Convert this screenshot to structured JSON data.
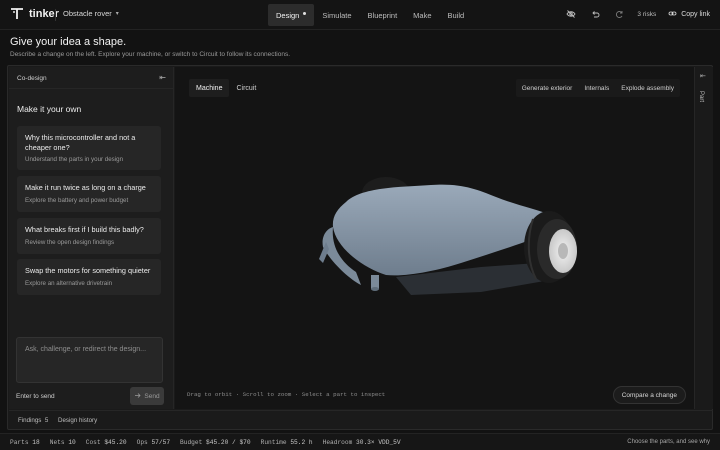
{
  "app": {
    "brand": "tinker",
    "project": "Obstacle rover"
  },
  "nav": {
    "tabs": [
      "Design",
      "Simulate",
      "Blueprint",
      "Make",
      "Build"
    ],
    "active": "Design"
  },
  "toolbar": {
    "risks": "3 risks",
    "copy_link": "Copy link"
  },
  "intro": {
    "title": "Give your idea a shape.",
    "subtitle": "Describe a change on the left. Explore your machine, or switch to Circuit to follow its connections."
  },
  "codesign": {
    "title": "Co-design",
    "section_title": "Make it your own",
    "cards": [
      {
        "question": "Why this microcontroller and not a cheaper one?",
        "detail": "Understand the parts in your design"
      },
      {
        "question": "Make it run twice as long on a charge",
        "detail": "Explore the battery and power budget"
      },
      {
        "question": "What breaks first if I build this badly?",
        "detail": "Review the open design findings"
      },
      {
        "question": "Swap the motors for something quieter",
        "detail": "Explore an alternative drivetrain"
      }
    ],
    "input_placeholder": "Ask, challenge, or redirect the design...",
    "enter_hint": "Enter to send",
    "send_label": "Send"
  },
  "footer_tabs": {
    "findings_label": "Findings",
    "findings_count": "5",
    "history_label": "Design history"
  },
  "viewport": {
    "view_tabs": [
      "Machine",
      "Circuit"
    ],
    "active_view": "Machine",
    "tools": [
      "Generate exterior",
      "Internals",
      "Explode assembly"
    ],
    "hint": "Drag to orbit · Scroll to zoom · Select a part to inspect",
    "compare_label": "Compare a change"
  },
  "rail": {
    "label": "Part"
  },
  "status": {
    "parts_label": "Parts",
    "parts": "18",
    "nets_label": "Nets",
    "nets": "10",
    "cost_label": "Cost",
    "cost": "$45.20",
    "ops_label": "Ops",
    "ops": "57/57",
    "budget_label": "Budget",
    "budget": "$45.20 / $70",
    "runtime_label": "Runtime",
    "runtime": "55.2 h",
    "headroom_label": "Headroom",
    "headroom": "30.3× VDD_5V",
    "right_text": "Choose the parts, and see why"
  },
  "icons": {
    "logo": "tinker-logo-icon",
    "project_dropdown": "chevron-down-icon",
    "visibility": "eye-off-icon",
    "undo": "undo-icon",
    "redo": "redo-icon",
    "link": "link-icon",
    "collapse": "collapse-panel-icon",
    "send": "send-icon",
    "rail_expand": "expand-panel-icon"
  },
  "colors": {
    "background": "#121212",
    "panel": "#1d1d1d",
    "card": "#262626",
    "rover_body": "#7e8ea0",
    "accent_yellow": "#e4d27a"
  }
}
◆ ◆ ◆ ◆ ◆ ◆ ◆
→ **GIVEN PROBLEM**
Of the lines in the data, how many contain the word "change"? Provide the number and nothing further.

→ **EXERCISE RESPONSE**
2